Tally the lines below that contain "heading". The number is the whole answer.

**DATASET EXCERPTS**.
====

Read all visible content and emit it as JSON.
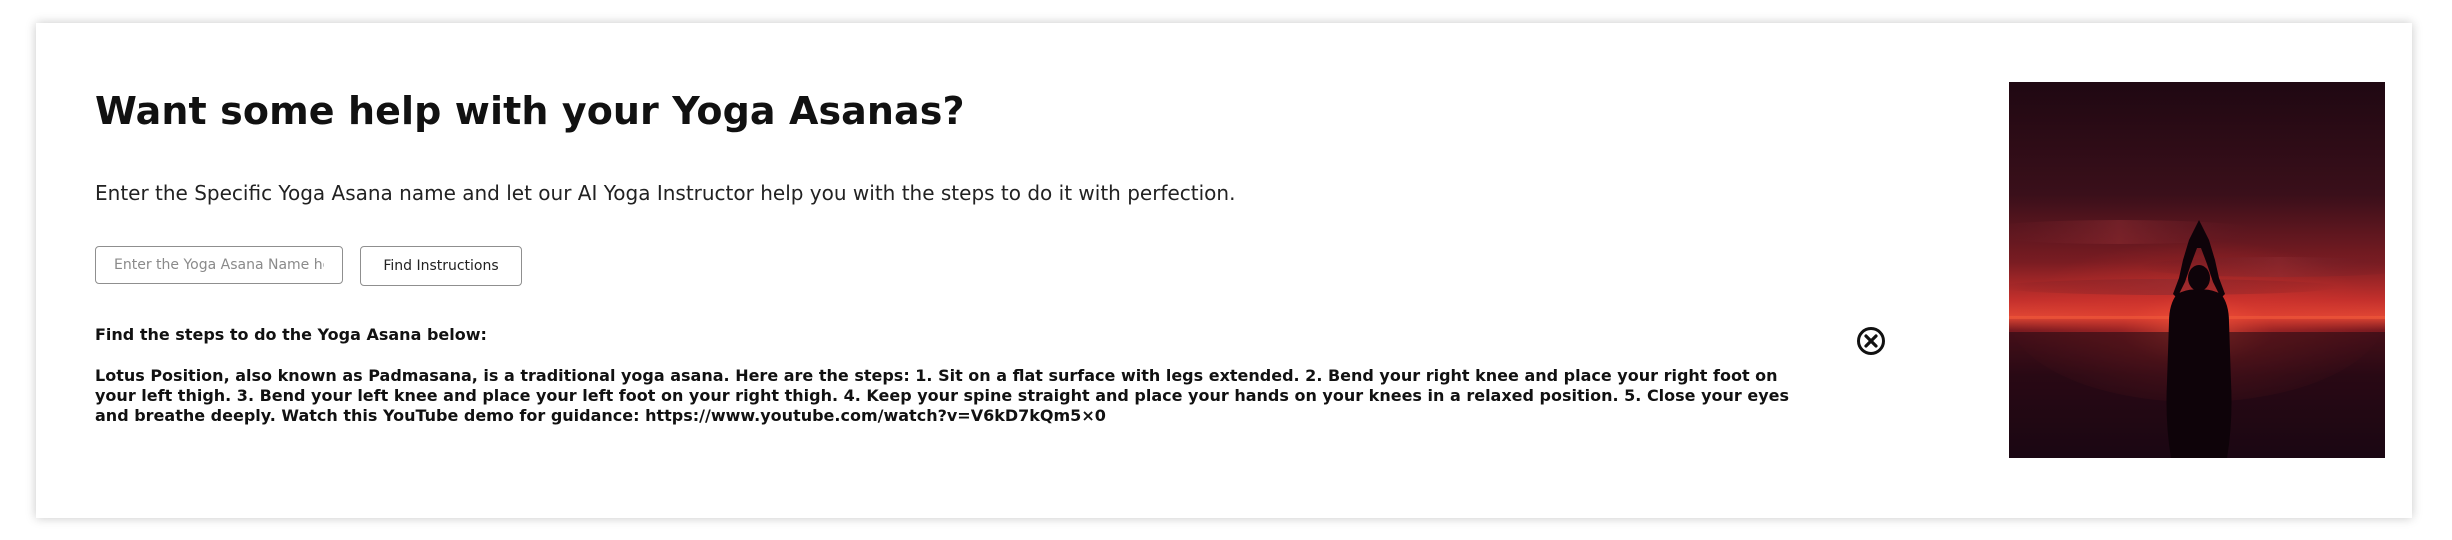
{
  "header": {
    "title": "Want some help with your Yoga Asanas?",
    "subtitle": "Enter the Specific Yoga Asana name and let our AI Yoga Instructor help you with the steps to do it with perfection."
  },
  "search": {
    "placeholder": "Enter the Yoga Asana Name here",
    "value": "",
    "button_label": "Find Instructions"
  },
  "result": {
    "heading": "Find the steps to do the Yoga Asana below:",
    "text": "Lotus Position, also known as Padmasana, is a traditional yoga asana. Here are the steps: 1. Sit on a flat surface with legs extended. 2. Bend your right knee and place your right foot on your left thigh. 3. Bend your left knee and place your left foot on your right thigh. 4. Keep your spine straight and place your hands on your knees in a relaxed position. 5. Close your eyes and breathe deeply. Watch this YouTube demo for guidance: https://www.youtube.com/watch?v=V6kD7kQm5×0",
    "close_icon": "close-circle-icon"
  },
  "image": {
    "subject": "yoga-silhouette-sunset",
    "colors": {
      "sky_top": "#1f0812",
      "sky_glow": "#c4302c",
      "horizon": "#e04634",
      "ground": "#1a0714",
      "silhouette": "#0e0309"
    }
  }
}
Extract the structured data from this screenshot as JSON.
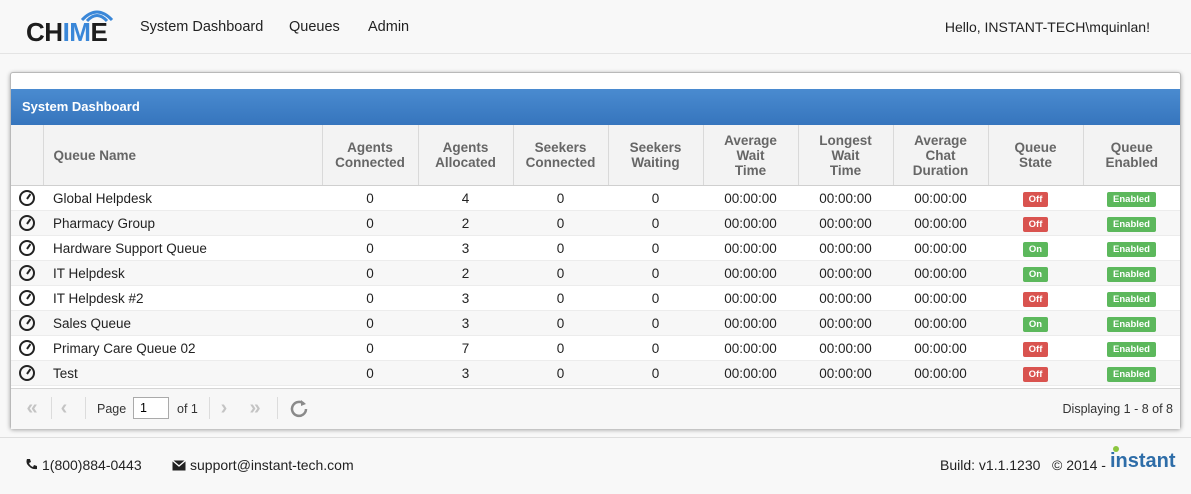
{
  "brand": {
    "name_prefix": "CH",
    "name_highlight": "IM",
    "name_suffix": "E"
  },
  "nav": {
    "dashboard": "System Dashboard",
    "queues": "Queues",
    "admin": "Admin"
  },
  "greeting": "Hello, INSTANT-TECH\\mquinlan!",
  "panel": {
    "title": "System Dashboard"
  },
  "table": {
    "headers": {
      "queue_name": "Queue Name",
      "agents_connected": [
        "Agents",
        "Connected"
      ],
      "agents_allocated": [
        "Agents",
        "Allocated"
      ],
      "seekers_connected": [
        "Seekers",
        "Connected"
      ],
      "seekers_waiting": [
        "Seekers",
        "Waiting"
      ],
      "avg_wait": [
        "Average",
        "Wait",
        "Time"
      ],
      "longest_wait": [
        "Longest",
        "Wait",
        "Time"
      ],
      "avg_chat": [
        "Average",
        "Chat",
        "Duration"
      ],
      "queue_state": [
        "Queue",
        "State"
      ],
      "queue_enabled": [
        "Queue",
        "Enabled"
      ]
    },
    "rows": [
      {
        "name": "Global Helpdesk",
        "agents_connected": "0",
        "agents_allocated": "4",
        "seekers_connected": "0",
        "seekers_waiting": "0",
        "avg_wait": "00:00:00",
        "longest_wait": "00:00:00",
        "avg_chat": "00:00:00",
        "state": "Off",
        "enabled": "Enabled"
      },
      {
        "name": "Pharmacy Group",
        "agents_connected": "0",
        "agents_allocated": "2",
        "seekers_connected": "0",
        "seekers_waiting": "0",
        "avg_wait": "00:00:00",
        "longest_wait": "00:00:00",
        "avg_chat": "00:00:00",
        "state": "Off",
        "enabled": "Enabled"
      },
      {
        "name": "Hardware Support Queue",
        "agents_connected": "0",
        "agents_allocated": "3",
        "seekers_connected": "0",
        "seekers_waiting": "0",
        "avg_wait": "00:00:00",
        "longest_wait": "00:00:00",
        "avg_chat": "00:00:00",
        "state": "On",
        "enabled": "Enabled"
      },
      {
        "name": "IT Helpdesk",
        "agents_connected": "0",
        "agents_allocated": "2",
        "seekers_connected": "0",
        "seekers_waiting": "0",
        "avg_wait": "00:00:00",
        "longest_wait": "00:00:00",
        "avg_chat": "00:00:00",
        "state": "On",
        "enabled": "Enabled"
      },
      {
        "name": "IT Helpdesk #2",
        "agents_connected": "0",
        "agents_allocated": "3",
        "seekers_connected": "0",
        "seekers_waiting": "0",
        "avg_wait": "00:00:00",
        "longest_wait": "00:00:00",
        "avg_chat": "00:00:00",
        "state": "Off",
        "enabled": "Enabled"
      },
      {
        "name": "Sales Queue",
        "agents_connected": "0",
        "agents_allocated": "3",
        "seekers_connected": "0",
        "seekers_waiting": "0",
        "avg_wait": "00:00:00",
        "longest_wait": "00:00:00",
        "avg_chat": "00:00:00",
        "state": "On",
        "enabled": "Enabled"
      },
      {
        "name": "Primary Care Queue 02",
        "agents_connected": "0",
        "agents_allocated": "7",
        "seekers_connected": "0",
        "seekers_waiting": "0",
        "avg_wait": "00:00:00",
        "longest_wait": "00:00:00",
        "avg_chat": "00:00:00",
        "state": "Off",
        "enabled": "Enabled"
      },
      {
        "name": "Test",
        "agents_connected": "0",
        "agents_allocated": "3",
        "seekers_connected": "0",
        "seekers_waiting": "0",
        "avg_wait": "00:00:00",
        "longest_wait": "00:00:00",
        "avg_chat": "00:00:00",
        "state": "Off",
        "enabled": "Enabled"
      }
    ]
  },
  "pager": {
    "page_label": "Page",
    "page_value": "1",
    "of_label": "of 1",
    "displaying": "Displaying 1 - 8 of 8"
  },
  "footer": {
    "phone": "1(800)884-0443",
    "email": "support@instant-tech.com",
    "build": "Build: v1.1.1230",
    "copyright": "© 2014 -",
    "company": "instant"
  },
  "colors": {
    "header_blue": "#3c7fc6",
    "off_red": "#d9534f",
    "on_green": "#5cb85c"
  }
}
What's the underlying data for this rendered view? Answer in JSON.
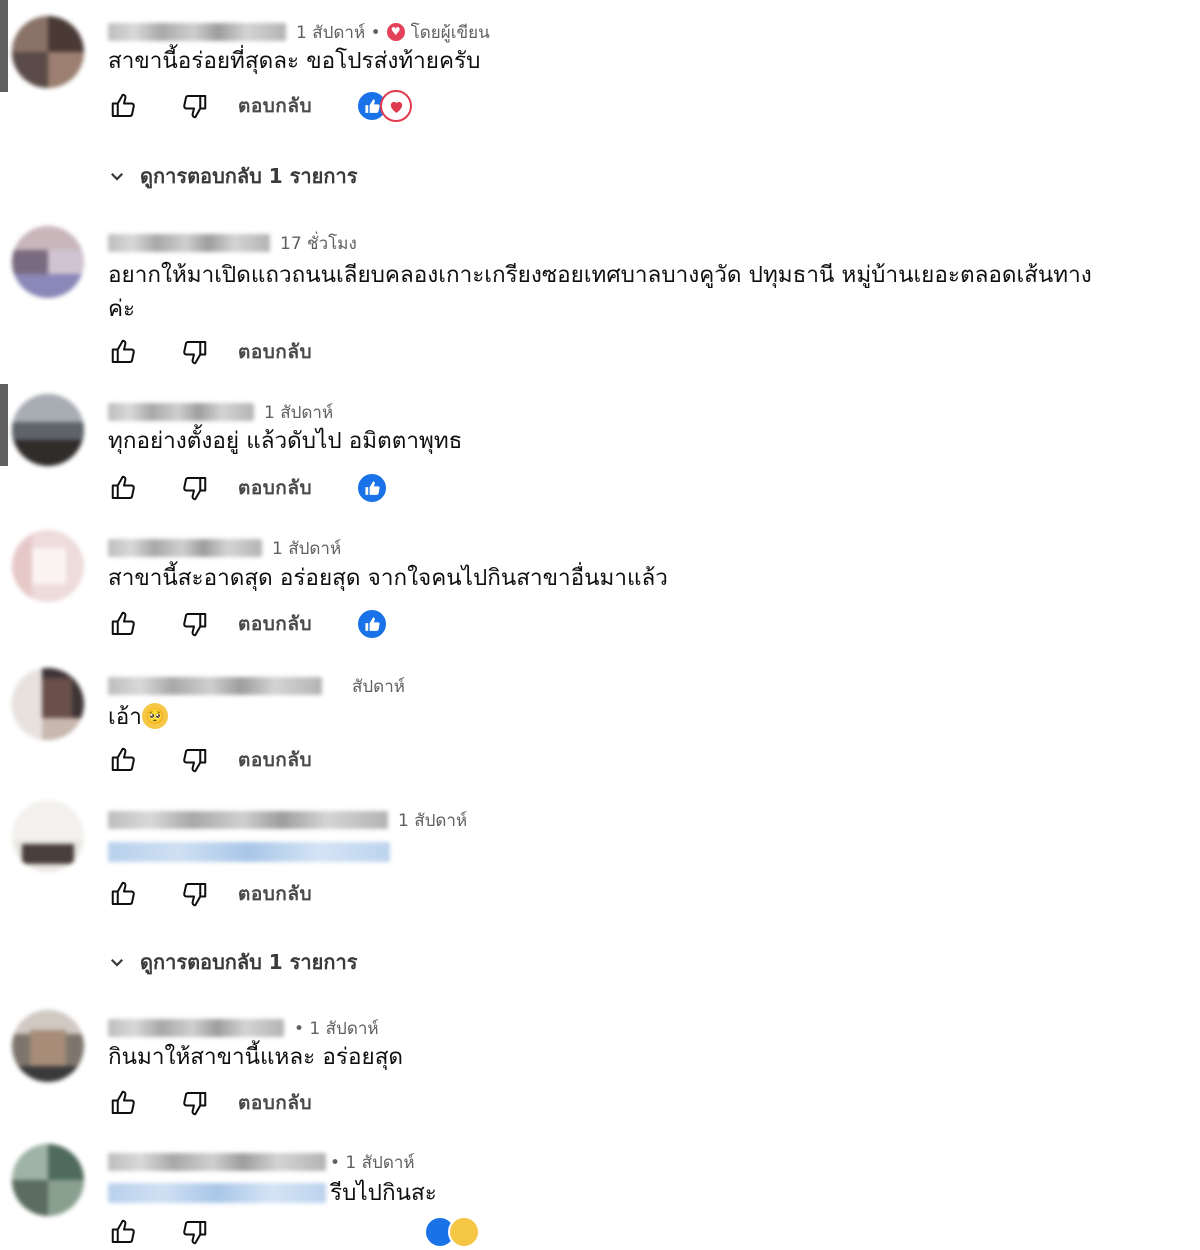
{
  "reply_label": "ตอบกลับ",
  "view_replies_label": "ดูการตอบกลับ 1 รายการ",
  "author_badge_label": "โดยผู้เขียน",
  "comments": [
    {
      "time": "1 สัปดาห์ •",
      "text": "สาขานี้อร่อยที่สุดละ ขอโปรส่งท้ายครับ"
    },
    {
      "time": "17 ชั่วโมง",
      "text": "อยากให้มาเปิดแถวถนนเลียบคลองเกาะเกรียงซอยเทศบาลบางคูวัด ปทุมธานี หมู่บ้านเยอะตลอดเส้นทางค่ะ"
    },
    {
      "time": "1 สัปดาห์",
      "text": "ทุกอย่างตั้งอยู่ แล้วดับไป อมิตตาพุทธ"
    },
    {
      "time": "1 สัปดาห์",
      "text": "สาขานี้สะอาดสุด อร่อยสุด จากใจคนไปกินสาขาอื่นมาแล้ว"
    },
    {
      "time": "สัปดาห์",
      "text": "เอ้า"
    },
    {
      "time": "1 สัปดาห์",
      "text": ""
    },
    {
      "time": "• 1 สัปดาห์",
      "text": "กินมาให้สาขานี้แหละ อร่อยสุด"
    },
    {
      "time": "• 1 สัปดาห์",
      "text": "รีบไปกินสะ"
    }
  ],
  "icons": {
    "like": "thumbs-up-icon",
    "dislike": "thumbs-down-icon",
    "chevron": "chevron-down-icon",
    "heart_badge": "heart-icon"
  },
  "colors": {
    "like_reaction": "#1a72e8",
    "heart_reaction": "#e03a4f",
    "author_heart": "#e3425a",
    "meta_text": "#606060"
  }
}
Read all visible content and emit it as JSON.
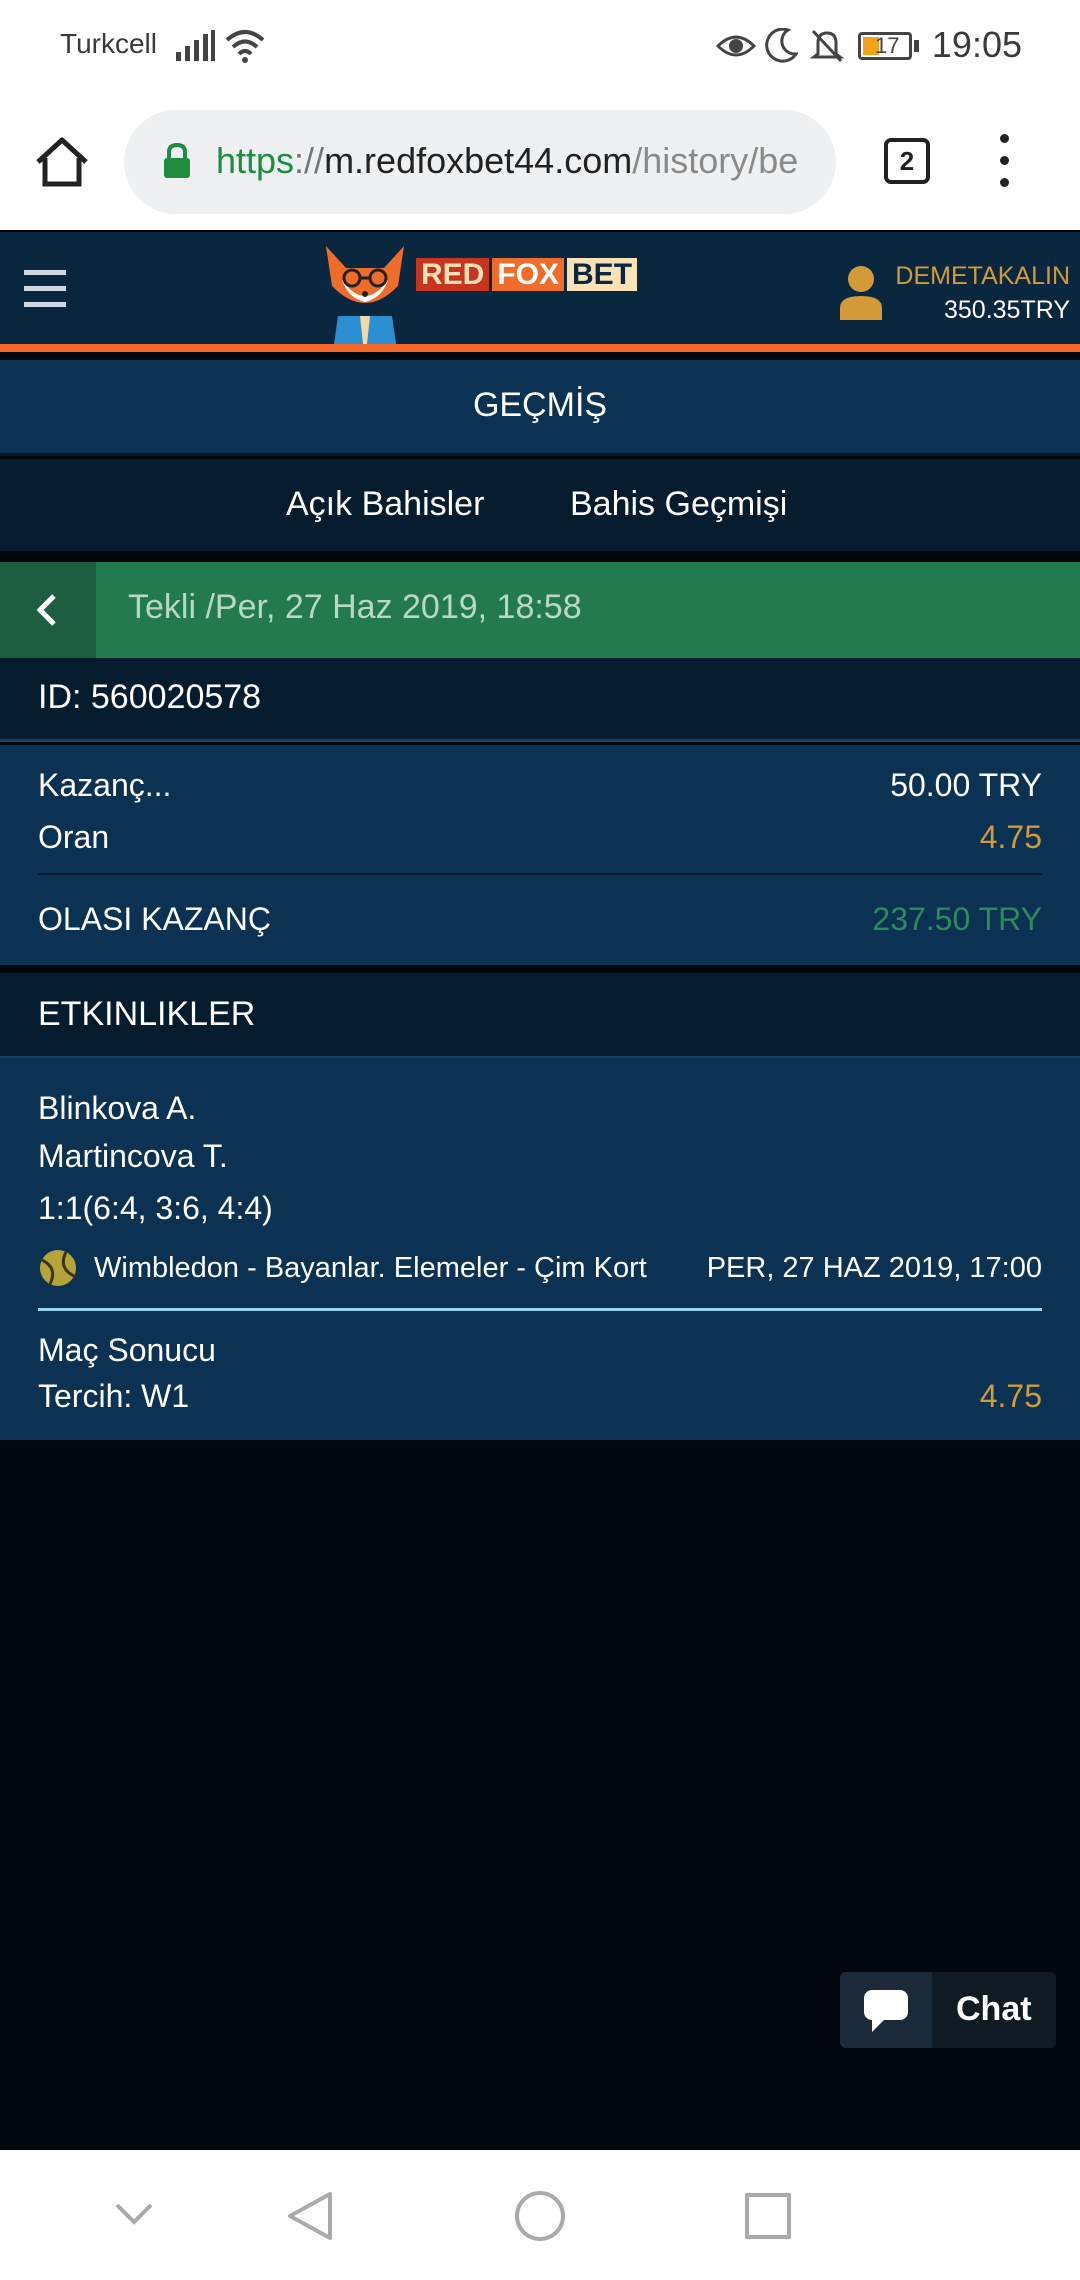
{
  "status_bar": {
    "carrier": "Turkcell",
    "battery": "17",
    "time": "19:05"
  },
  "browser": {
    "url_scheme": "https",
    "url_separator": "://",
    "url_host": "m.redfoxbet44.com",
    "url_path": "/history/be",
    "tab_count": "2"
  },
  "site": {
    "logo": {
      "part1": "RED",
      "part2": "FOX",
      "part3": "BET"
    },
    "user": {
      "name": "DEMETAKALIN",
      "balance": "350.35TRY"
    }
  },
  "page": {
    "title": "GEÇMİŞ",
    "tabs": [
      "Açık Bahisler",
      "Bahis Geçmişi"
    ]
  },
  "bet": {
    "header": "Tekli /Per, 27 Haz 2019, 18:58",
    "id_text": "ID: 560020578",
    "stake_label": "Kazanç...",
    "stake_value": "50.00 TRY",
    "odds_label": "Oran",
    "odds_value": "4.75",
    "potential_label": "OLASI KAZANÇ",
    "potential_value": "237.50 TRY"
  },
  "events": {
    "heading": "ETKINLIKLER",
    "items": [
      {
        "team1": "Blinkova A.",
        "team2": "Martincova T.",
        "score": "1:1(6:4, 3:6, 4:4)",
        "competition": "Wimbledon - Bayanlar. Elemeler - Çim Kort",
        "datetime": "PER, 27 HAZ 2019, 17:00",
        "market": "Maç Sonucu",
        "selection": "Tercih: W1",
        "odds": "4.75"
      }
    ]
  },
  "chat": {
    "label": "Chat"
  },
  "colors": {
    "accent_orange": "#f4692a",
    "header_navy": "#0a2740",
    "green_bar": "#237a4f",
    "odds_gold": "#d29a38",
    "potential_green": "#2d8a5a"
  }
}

====

**PROBLEM SOLUTION**. 2